[Data excerpts]
________________

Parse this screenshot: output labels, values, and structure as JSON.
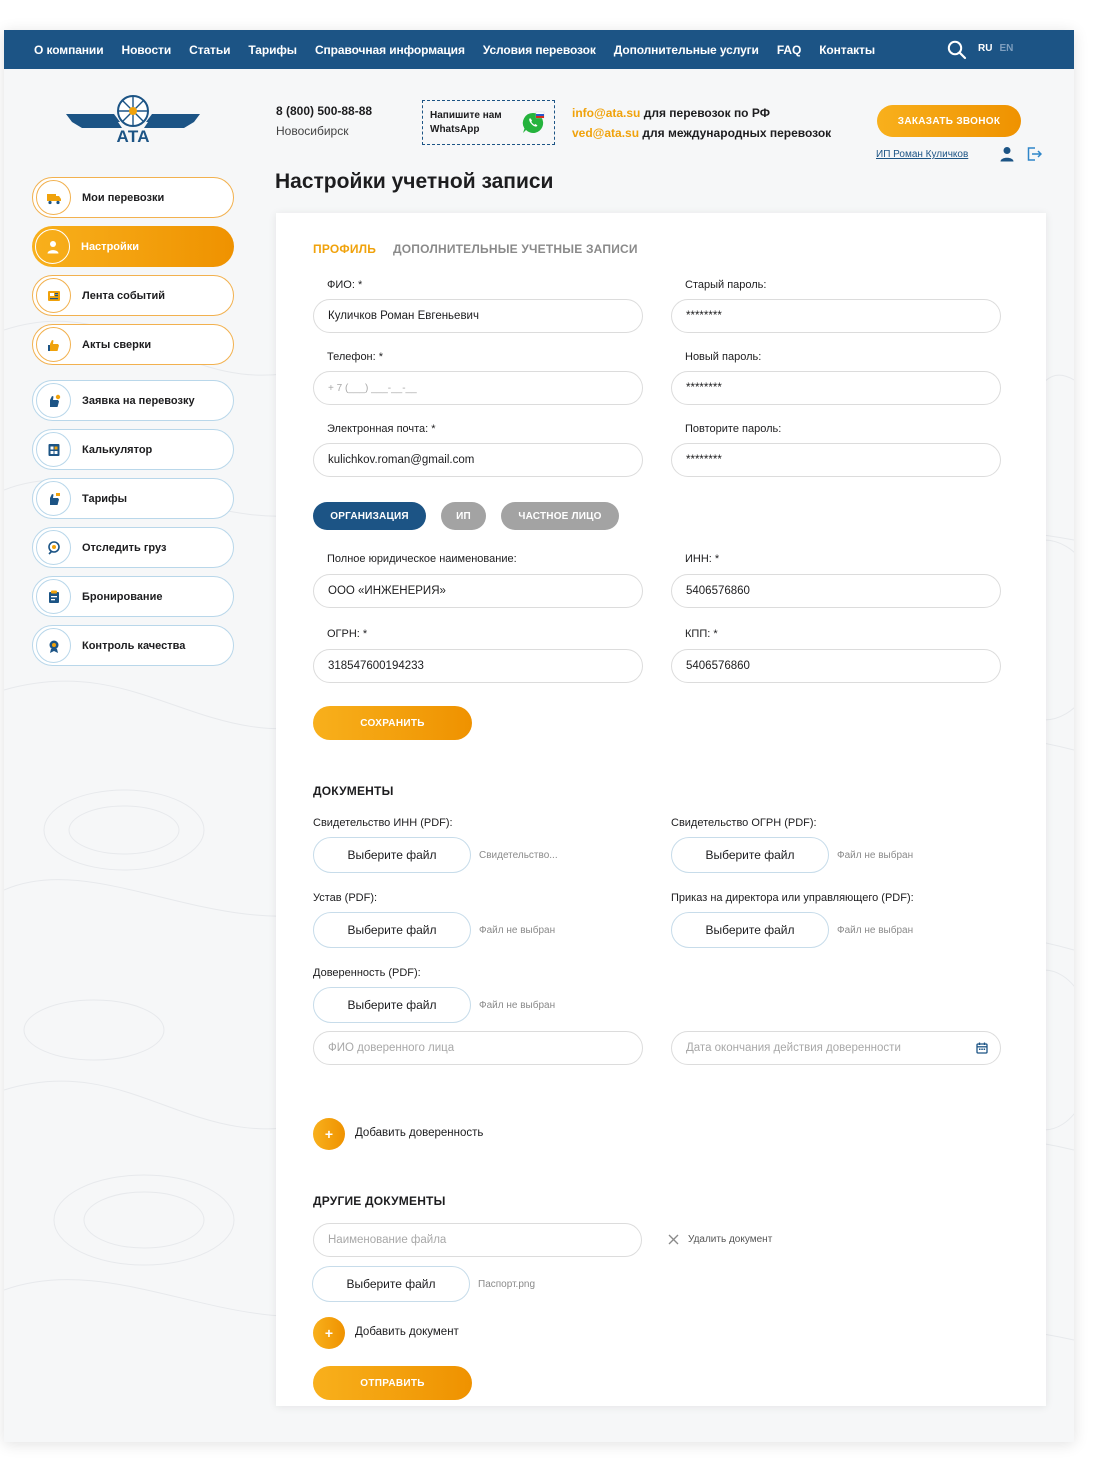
{
  "nav": {
    "items": [
      "О компании",
      "Новости",
      "Статьи",
      "Тарифы",
      "Справочная информация",
      "Условия перевозок",
      "Дополнительные услуги",
      "FAQ",
      "Контакты"
    ],
    "lang_ru": "RU",
    "lang_en": "EN"
  },
  "header": {
    "logo_text": "АТА",
    "phone": "8 (800) 500-88-88",
    "city": "Новосибирск",
    "whatsapp": "Напишите нам WhatsApp",
    "email1": "info@ata.su",
    "email1_desc": " для перевозок по РФ",
    "email2": "ved@ata.su",
    "email2_desc": " для международных перевозок",
    "call_button": "ЗАКАЗАТЬ ЗВОНОК",
    "user_name": "ИП Роман Куличков"
  },
  "page_title": "Настройки учетной записи",
  "sidebar": [
    {
      "label": "Мои перевозки",
      "icon": "truck-icon"
    },
    {
      "label": "Настройки",
      "icon": "user-icon"
    },
    {
      "label": "Лента событий",
      "icon": "feed-icon"
    },
    {
      "label": "Акты сверки",
      "icon": "hand-icon"
    },
    {
      "label": "Заявка на перевозку",
      "icon": "request-icon"
    },
    {
      "label": "Калькулятор",
      "icon": "calculator-icon"
    },
    {
      "label": "Тарифы",
      "icon": "tariff-icon"
    },
    {
      "label": "Отследить груз",
      "icon": "track-icon"
    },
    {
      "label": "Бронирование",
      "icon": "booking-icon"
    },
    {
      "label": "Контроль качества",
      "icon": "quality-icon"
    }
  ],
  "tabs": {
    "profile": "ПРОФИЛЬ",
    "extra": "ДОПОЛНИТЕЛЬНЫЕ УЧЕТНЫЕ ЗАПИСИ"
  },
  "form": {
    "fio_label": "ФИО: *",
    "fio_value": "Куличков Роман Евгеньевич",
    "phone_label": "Телефон: *",
    "phone_placeholder": "+ 7 (___) ___-__-__",
    "email_label": "Электронная почта: *",
    "email_value": "kulichkov.roman@gmail.com",
    "old_pass_label": "Старый пароль:",
    "old_pass_value": "********",
    "new_pass_label": "Новый пароль:",
    "new_pass_value": "********",
    "repeat_pass_label": "Повторите пароль:",
    "repeat_pass_value": "********",
    "type_org": "ОРГАНИЗАЦИЯ",
    "type_ip": "ИП",
    "type_private": "ЧАСТНОЕ ЛИЦО",
    "legal_name_label": "Полное юридическое наименование:",
    "legal_name_value": "ООО «ИНЖЕНЕРИЯ»",
    "inn_label": "ИНН: *",
    "inn_value": "5406576860",
    "ogrn_label": "ОГРН: *",
    "ogrn_value": "318547600194233",
    "kpp_label": "КПП: *",
    "kpp_value": "5406576860",
    "save_button": "СОХРАНИТЬ"
  },
  "documents": {
    "title": "ДОКУМЕНТЫ",
    "choose_file": "Выберите файл",
    "inn_cert_label": "Свидетельство ИНН (PDF):",
    "inn_cert_file": "Свидетельство...",
    "ogrn_cert_label": "Свидетельство ОГРН (PDF):",
    "ogrn_cert_file": "Файл не выбран",
    "charter_label": "Устав (PDF):",
    "charter_file": "Файл не выбран",
    "order_label": "Приказ на директора или управляющего (PDF):",
    "order_file": "Файл не выбран",
    "poa_label": "Доверенность (PDF):",
    "poa_file": "Файл не выбран",
    "poa_person_placeholder": "ФИО доверенного лица",
    "poa_date_placeholder": "Дата окончания действия доверенности",
    "add_poa": "Добавить доверенность",
    "plus": "+"
  },
  "other_documents": {
    "title": "ДРУГИЕ ДОКУМЕНТЫ",
    "file_name_placeholder": "Наименование файла",
    "delete": "Удалить документ",
    "choose_file": "Выберите файл",
    "file": "Паспорт.png",
    "add_doc": "Добавить документ",
    "submit": "ОТПРАВИТЬ"
  },
  "colors": {
    "primary": "#1c5485",
    "accent": "#f0a20b",
    "muted": "#a3a3a3"
  }
}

________________

Scan the material above. Return every line containing the string "Настройки".

  "page_title": "Настройки учетной записи",
      "label": "Настройки",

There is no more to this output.